Request -
Copy the data word for word, starting with its first line and going on through the line that contains "tree-label-1345: 1345 [820,840,849,855]". Include that final line.

Data shown -
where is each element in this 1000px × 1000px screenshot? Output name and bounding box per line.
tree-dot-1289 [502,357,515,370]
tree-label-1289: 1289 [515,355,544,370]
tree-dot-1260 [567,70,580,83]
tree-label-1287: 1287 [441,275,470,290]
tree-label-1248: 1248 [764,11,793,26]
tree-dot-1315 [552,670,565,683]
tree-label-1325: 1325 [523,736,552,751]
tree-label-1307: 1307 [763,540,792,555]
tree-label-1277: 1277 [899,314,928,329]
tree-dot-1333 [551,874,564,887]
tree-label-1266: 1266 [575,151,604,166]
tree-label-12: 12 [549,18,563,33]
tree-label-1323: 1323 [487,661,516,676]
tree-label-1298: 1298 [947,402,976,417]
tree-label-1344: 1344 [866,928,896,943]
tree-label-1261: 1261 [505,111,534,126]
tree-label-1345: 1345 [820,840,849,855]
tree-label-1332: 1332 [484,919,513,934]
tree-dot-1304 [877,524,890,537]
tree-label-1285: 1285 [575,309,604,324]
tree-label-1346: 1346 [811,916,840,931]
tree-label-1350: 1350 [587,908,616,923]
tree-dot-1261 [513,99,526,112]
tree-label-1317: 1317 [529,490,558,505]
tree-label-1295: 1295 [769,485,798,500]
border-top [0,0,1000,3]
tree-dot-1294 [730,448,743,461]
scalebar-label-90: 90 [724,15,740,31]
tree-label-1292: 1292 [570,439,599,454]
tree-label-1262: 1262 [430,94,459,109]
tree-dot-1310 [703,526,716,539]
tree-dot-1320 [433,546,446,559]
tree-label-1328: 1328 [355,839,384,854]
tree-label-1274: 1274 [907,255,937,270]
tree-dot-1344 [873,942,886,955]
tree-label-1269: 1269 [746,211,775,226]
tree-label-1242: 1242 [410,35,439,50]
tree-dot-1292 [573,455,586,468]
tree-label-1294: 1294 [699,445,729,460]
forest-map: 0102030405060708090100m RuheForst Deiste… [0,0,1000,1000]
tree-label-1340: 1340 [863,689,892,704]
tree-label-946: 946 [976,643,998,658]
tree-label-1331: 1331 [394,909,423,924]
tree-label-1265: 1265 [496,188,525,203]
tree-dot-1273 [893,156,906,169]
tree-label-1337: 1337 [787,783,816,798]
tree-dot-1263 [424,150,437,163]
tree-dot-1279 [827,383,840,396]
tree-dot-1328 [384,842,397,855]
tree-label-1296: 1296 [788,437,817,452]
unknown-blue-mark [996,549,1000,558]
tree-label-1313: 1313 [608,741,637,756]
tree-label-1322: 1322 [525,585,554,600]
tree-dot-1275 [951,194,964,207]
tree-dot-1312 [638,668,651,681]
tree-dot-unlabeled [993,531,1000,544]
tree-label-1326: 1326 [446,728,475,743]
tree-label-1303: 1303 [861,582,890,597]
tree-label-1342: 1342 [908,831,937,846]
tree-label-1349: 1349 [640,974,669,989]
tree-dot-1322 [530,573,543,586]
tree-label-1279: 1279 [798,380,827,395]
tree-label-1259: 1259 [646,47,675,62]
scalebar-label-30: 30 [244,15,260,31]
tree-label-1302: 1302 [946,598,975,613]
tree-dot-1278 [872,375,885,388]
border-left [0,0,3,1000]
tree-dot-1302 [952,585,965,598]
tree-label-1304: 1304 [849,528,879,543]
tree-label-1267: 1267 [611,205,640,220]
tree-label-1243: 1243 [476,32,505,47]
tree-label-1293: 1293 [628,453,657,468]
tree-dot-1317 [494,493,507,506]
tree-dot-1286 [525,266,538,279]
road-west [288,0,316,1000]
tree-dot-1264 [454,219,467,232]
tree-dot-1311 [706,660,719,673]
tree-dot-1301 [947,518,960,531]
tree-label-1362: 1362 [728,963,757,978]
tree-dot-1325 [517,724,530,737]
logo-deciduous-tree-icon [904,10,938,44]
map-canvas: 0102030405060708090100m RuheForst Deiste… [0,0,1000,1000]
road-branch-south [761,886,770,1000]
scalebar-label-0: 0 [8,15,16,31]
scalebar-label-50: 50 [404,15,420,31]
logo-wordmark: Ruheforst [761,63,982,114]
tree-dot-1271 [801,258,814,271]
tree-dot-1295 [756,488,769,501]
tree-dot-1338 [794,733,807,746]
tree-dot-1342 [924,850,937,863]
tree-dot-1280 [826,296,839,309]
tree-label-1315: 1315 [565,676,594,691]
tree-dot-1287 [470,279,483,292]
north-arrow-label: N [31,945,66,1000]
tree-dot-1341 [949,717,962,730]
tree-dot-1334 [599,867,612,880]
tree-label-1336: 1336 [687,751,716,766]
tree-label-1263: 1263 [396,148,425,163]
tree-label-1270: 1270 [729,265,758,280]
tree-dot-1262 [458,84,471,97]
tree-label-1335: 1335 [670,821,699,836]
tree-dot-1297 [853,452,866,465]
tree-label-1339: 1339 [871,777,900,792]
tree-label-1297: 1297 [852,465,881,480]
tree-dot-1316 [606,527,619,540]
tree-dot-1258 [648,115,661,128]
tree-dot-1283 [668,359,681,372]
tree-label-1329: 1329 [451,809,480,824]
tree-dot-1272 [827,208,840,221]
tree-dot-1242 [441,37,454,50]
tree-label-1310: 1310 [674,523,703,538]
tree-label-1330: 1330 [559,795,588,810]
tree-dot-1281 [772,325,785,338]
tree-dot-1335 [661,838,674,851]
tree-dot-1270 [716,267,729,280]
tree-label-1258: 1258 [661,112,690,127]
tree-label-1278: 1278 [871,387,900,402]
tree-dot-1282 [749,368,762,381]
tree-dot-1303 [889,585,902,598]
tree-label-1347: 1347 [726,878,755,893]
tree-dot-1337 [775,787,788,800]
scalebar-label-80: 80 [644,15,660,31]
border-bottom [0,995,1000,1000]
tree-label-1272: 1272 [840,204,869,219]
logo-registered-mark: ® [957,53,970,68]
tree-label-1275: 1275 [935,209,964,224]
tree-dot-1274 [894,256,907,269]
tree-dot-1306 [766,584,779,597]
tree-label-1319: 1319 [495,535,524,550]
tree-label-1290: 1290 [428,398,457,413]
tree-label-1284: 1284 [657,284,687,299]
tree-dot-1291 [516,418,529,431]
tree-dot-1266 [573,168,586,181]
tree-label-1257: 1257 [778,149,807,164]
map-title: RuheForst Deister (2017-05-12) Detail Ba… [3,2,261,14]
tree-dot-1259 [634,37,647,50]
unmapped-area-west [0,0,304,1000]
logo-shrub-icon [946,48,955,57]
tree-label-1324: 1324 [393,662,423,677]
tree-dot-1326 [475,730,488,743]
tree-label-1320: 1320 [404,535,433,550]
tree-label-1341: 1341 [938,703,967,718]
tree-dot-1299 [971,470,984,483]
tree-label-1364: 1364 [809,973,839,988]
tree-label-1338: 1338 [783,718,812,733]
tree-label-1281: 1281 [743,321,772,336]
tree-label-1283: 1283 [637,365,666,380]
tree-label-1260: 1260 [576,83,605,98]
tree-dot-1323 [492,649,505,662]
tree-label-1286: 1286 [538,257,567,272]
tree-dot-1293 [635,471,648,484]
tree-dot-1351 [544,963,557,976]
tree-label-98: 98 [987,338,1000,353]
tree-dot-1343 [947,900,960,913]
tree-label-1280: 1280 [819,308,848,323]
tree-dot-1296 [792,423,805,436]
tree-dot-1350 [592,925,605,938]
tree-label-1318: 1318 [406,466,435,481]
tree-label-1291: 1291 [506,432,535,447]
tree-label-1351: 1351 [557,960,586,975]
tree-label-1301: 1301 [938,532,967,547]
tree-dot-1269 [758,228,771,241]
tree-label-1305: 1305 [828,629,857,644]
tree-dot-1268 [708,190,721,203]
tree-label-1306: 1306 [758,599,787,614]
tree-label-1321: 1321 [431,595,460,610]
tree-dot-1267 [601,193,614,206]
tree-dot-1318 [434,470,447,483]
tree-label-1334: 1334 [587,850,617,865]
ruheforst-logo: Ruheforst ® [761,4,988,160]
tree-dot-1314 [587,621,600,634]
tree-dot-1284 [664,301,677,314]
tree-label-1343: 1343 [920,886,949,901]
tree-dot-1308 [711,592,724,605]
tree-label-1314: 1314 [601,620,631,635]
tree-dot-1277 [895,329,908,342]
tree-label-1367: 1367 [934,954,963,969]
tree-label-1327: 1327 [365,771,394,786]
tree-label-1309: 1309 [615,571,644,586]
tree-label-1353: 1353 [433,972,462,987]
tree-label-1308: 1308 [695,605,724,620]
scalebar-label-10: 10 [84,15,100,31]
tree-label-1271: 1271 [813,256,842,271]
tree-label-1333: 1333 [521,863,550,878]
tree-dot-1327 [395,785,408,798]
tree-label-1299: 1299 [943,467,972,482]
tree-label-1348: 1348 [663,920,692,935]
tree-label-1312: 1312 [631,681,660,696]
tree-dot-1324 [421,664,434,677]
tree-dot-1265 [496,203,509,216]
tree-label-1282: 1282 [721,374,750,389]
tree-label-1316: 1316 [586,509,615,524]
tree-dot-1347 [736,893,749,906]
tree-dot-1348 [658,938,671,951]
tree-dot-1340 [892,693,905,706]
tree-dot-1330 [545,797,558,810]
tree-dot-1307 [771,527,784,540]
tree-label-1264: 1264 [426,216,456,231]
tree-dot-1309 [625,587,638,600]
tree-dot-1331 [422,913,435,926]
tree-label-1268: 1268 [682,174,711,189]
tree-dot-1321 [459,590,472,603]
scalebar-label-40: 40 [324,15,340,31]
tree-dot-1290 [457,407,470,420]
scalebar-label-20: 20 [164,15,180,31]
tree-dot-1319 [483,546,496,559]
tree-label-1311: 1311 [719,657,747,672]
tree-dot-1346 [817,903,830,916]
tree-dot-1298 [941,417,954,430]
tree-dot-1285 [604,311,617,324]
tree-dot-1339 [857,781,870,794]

Result below -
where is each element in this 1000px × 1000px screenshot? Output name and bounding box per line.
tree-dot-1289 [502,357,515,370]
tree-label-1289: 1289 [515,355,544,370]
tree-dot-1260 [567,70,580,83]
tree-label-1287: 1287 [441,275,470,290]
tree-label-1248: 1248 [764,11,793,26]
tree-dot-1315 [552,670,565,683]
tree-label-1325: 1325 [523,736,552,751]
tree-label-1307: 1307 [763,540,792,555]
tree-label-1277: 1277 [899,314,928,329]
tree-dot-1333 [551,874,564,887]
tree-label-1266: 1266 [575,151,604,166]
tree-label-12: 12 [549,18,563,33]
tree-label-1323: 1323 [487,661,516,676]
tree-label-1298: 1298 [947,402,976,417]
tree-label-1344: 1344 [866,928,896,943]
tree-label-1261: 1261 [505,111,534,126]
tree-label-1345: 1345 [820,840,849,855]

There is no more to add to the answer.